**Stated goal:** Find and copy lines holding "JSON".

↓

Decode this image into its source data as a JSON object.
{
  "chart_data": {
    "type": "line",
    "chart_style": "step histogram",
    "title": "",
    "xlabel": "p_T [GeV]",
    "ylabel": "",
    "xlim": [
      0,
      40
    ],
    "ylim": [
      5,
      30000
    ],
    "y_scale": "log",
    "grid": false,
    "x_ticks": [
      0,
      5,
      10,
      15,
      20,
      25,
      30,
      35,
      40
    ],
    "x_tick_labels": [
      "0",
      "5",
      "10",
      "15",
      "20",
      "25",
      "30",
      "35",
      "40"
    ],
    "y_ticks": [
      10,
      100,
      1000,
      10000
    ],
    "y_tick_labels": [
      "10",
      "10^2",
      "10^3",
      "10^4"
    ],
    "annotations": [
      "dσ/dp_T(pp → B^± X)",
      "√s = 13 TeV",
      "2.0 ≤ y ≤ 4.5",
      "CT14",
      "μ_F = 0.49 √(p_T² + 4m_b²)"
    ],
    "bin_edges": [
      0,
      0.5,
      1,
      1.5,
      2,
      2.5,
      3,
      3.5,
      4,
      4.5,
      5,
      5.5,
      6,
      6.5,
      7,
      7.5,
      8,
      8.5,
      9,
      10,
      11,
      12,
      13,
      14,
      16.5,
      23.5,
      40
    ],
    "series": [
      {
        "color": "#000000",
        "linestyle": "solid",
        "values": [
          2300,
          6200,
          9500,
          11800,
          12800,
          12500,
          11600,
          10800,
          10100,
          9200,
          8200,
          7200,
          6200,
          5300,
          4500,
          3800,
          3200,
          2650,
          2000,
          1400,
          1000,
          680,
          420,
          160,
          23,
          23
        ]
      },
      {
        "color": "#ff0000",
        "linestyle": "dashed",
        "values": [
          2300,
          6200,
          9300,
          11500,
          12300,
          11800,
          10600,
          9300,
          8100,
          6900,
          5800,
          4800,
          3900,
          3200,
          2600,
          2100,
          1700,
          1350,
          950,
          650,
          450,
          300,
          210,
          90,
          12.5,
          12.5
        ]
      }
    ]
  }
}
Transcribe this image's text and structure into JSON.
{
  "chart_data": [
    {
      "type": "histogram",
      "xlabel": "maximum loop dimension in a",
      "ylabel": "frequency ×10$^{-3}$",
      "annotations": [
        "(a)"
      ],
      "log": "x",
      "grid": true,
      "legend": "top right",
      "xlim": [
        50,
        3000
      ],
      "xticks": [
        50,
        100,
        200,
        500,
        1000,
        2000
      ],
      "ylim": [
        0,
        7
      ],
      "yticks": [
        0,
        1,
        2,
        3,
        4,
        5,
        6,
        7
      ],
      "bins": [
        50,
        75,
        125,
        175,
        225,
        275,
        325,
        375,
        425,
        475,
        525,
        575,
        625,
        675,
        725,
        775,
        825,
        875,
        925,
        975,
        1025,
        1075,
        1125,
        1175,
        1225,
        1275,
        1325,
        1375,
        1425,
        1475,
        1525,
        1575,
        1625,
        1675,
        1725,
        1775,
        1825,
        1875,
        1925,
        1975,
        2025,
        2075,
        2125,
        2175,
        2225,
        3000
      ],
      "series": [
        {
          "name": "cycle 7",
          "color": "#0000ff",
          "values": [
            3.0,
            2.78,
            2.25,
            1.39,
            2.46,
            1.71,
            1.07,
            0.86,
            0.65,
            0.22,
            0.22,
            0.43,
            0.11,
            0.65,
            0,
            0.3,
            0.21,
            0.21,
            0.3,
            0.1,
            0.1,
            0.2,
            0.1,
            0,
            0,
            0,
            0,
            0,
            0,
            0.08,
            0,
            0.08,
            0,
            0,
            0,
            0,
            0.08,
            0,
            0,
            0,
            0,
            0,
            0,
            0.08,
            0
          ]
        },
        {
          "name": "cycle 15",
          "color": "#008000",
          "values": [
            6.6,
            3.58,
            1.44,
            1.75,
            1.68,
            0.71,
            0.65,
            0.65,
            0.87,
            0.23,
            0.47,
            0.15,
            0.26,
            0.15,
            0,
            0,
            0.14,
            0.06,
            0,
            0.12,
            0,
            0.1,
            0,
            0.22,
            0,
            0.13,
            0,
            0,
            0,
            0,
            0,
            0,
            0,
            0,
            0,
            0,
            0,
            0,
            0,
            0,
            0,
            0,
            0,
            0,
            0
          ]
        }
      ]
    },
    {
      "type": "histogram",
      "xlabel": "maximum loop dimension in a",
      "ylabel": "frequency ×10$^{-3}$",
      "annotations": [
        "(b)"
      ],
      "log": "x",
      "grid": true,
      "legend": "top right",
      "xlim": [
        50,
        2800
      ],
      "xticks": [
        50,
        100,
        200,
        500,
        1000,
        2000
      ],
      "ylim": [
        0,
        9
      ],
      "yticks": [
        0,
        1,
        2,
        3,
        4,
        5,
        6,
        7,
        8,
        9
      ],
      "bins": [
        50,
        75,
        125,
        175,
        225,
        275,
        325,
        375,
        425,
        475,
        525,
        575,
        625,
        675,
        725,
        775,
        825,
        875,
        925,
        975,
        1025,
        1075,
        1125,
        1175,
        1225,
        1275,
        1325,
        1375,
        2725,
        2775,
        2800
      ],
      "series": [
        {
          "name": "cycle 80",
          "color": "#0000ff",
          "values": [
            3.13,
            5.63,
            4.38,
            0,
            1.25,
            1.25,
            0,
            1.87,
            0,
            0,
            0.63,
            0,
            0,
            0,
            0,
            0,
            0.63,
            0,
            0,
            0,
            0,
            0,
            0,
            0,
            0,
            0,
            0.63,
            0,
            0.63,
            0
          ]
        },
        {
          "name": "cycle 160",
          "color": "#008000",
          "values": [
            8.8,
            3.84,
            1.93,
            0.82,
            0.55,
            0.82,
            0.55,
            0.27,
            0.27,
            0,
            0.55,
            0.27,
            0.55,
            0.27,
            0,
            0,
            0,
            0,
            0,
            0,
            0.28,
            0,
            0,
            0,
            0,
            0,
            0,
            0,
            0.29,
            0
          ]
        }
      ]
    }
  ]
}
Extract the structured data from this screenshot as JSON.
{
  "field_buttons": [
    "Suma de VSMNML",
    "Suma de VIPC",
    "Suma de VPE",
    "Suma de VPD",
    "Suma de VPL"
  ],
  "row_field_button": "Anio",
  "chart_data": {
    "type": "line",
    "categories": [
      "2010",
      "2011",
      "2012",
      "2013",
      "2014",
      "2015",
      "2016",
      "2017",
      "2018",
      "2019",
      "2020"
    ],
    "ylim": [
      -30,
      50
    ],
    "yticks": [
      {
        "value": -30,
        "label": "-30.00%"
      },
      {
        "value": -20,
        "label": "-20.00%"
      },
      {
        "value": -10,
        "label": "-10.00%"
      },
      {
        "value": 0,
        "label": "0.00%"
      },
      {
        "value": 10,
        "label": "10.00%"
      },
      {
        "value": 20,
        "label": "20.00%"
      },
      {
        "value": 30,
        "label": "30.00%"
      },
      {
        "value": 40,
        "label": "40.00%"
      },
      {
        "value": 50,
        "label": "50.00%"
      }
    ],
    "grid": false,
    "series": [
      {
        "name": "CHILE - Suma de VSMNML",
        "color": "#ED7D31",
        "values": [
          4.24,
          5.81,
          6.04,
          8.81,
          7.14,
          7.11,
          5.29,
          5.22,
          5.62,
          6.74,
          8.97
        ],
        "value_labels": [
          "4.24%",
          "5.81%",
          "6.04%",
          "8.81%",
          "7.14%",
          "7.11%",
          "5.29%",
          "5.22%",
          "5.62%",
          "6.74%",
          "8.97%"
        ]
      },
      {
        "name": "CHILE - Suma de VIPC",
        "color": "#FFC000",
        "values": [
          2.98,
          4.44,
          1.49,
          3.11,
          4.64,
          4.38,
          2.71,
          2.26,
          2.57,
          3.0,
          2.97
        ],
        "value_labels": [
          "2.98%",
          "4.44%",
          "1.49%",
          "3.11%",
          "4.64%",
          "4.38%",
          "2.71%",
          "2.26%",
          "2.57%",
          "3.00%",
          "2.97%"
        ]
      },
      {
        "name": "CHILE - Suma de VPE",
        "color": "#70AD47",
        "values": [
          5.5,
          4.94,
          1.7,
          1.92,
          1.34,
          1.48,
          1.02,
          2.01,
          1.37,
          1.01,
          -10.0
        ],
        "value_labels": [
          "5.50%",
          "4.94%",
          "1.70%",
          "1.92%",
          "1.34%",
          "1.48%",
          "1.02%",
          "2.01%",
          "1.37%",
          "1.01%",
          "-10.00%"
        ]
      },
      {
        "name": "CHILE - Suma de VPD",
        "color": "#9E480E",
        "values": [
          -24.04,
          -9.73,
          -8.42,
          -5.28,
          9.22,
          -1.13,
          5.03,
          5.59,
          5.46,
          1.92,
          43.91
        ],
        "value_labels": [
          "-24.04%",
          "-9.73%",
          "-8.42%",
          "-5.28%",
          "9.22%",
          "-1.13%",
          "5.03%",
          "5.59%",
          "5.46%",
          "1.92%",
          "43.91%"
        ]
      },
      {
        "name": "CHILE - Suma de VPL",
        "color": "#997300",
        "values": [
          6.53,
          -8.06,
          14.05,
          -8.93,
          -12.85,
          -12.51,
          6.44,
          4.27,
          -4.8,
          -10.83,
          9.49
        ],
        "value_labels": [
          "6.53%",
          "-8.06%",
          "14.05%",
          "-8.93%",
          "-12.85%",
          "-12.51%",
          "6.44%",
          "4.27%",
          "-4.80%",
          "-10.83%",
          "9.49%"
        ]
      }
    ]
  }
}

↑

**Response to the exercise:**
Decode this image into its source data as a JSON object.
Transcribe this image's text and structure into JSON.
Extract the structured data from this screenshot as JSON.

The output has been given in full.